Direction: Show every line in the records below that contains the word "this".

Records shown:

-*-*-

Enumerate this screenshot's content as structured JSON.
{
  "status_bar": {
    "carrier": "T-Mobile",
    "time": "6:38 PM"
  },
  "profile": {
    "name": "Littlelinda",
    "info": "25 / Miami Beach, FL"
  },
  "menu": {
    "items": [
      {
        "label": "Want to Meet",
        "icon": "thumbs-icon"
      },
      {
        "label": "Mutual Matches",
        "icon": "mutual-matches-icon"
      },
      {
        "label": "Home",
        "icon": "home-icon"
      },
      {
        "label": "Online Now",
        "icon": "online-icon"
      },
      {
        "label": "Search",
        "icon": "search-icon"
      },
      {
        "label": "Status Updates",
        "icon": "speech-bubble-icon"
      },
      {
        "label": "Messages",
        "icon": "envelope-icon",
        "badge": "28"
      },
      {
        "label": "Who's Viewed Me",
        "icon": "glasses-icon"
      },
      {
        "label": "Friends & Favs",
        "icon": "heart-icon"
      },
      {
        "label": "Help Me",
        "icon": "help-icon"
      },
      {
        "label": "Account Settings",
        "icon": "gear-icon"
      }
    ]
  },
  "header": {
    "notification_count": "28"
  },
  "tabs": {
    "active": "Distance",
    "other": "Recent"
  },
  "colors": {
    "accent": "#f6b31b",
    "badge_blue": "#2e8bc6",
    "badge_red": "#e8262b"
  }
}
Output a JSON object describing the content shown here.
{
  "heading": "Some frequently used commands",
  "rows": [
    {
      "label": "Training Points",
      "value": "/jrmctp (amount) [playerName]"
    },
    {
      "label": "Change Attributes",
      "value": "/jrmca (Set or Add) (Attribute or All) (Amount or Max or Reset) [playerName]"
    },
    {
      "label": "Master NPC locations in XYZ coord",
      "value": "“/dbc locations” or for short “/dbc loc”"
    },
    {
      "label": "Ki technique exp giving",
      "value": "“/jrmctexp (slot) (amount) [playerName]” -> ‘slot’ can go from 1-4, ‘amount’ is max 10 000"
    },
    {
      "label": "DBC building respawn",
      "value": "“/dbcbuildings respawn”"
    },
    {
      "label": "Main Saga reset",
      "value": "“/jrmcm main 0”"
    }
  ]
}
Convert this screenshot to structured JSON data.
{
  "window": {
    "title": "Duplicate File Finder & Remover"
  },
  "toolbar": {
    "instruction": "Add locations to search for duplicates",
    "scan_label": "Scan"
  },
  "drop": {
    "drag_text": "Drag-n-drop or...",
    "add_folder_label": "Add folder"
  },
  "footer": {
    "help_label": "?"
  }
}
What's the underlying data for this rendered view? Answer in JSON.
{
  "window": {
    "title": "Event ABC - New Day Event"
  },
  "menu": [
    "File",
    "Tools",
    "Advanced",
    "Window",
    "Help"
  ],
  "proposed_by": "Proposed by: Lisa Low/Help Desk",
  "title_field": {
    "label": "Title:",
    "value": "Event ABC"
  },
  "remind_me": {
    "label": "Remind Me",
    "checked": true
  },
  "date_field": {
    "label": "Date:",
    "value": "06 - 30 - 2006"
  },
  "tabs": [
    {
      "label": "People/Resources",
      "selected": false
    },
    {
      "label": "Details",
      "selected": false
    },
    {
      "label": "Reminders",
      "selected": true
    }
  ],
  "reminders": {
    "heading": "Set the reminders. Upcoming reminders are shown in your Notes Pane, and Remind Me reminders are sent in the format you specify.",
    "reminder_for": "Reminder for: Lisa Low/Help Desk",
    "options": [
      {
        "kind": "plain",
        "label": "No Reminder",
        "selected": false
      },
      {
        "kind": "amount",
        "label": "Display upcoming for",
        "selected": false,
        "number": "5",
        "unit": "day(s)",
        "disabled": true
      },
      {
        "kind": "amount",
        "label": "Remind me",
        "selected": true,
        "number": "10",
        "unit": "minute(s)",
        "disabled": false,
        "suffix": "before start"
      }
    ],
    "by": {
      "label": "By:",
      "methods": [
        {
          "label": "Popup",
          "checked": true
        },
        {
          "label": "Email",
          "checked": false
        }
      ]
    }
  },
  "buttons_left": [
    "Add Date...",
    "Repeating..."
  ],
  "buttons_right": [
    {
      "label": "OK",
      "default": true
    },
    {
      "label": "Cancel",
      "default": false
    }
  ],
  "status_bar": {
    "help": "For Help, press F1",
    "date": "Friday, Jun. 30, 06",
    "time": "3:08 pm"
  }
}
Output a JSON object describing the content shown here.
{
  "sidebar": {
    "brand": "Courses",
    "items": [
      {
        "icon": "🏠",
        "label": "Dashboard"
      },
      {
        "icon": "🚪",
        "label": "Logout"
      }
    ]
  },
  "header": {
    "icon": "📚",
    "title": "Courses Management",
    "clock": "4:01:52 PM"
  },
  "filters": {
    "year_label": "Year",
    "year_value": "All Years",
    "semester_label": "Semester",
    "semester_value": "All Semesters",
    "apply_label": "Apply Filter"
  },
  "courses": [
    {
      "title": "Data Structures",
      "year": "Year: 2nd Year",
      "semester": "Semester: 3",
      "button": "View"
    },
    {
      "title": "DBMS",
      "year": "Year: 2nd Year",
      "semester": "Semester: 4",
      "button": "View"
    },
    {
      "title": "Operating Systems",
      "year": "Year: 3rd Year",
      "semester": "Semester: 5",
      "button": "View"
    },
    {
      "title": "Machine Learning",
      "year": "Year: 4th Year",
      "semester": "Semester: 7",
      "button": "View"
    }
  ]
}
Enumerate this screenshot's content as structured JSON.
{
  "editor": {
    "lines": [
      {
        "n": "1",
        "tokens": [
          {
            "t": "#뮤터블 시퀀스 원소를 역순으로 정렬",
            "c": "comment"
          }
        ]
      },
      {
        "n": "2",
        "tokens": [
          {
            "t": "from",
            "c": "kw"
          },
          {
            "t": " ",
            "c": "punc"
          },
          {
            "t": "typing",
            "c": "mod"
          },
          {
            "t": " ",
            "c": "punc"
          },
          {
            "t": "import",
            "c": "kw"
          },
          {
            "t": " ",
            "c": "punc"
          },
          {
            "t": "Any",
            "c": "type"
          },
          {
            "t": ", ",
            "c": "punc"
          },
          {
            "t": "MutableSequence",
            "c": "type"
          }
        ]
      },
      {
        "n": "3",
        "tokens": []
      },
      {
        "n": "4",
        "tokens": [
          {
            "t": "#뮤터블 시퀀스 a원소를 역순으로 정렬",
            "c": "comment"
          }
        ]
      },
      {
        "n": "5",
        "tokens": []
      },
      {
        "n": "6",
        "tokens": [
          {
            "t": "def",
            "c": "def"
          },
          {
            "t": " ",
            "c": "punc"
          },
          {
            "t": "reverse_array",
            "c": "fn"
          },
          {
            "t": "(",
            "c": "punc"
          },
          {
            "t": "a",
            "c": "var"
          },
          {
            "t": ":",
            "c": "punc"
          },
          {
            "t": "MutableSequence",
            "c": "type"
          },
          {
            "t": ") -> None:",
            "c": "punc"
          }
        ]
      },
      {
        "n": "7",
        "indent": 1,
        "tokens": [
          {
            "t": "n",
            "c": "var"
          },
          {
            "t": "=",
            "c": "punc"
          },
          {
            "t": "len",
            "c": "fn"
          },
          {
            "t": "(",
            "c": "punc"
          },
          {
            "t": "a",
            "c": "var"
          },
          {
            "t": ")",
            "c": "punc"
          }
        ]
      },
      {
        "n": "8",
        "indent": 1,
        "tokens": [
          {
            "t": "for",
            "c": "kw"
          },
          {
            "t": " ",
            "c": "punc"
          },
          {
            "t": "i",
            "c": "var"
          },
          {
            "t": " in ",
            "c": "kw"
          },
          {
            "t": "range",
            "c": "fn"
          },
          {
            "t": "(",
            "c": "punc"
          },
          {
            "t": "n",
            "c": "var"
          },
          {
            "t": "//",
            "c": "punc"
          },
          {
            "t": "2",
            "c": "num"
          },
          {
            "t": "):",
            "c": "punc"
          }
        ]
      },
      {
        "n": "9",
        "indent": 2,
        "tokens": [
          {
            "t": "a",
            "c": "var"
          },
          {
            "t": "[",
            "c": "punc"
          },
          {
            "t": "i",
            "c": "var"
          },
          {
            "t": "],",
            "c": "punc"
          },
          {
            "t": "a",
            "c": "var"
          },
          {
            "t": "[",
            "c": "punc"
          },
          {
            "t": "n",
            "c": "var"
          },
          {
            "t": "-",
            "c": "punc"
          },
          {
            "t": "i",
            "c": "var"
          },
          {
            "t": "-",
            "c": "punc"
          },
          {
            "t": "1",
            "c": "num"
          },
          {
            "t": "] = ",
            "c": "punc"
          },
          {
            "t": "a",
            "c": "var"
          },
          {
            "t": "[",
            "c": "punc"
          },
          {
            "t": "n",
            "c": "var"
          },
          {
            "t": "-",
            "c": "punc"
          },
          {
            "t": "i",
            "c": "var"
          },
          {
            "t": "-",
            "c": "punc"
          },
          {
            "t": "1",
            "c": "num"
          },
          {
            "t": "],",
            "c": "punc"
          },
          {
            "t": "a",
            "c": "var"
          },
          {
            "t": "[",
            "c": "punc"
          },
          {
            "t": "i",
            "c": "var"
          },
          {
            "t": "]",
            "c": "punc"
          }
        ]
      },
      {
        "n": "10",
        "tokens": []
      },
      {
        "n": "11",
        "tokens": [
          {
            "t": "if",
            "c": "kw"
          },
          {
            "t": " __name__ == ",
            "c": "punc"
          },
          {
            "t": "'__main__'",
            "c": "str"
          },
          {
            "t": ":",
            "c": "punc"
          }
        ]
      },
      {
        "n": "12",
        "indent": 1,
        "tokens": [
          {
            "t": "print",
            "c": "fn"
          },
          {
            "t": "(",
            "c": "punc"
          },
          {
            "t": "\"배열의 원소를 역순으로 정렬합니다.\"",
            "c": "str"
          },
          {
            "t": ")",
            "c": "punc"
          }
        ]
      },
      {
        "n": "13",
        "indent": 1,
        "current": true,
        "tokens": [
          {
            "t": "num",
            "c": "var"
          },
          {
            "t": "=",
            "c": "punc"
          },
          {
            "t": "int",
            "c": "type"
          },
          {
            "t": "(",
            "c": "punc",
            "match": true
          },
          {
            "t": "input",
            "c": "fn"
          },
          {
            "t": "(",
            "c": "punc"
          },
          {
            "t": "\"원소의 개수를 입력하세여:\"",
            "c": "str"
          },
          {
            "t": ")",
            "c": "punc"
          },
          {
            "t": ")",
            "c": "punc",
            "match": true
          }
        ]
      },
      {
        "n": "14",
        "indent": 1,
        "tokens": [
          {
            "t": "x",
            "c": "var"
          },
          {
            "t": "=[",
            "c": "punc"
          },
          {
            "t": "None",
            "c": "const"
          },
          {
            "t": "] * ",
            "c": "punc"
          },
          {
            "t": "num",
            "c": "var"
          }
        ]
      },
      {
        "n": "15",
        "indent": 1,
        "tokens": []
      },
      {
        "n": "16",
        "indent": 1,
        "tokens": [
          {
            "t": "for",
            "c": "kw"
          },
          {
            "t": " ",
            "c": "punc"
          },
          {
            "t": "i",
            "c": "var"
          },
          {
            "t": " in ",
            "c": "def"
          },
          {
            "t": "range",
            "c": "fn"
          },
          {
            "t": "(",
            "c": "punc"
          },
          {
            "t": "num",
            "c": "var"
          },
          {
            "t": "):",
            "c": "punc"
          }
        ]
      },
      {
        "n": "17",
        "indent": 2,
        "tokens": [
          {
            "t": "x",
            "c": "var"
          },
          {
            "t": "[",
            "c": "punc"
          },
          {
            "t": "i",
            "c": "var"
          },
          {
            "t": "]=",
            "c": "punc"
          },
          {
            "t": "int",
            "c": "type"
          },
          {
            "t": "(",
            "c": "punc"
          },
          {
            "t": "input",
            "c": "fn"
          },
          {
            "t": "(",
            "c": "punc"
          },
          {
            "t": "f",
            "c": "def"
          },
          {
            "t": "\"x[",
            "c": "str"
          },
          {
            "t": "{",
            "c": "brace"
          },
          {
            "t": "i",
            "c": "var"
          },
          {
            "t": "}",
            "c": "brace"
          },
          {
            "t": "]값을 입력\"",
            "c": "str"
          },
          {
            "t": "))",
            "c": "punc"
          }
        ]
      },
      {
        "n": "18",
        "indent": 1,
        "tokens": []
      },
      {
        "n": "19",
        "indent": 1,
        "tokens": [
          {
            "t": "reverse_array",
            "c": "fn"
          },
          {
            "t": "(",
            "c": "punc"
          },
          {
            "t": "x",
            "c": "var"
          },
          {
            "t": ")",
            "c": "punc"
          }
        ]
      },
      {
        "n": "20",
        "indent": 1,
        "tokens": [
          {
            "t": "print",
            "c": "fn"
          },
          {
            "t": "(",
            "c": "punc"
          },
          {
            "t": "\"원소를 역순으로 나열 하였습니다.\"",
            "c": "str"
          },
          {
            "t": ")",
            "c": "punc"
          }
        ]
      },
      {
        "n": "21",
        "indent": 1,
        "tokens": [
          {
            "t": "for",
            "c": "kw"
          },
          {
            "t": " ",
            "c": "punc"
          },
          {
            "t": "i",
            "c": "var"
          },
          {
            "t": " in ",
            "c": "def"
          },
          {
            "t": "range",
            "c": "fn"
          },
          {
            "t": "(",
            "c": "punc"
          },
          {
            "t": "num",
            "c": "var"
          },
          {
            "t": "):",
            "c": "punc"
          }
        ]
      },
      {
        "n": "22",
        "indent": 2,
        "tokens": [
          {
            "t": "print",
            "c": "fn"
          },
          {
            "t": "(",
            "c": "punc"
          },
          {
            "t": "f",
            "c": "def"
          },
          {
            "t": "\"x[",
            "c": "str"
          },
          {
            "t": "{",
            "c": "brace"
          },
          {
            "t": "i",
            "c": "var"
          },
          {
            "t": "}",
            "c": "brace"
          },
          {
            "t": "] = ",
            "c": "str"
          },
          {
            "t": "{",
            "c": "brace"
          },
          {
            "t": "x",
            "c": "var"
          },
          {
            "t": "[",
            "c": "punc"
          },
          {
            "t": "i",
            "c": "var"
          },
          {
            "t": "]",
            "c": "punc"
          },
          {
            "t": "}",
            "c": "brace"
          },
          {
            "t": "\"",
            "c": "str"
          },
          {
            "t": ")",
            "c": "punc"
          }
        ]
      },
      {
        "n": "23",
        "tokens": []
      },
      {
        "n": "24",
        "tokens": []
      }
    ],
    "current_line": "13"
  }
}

-*-*-

Expected answer:
Enumerate this screenshot's content as structured JSON.
Convert this screenshot to structured JSON data.
What's the underlying data for this rendered view? Answer in JSON.
Enumerate this screenshot's content as structured JSON.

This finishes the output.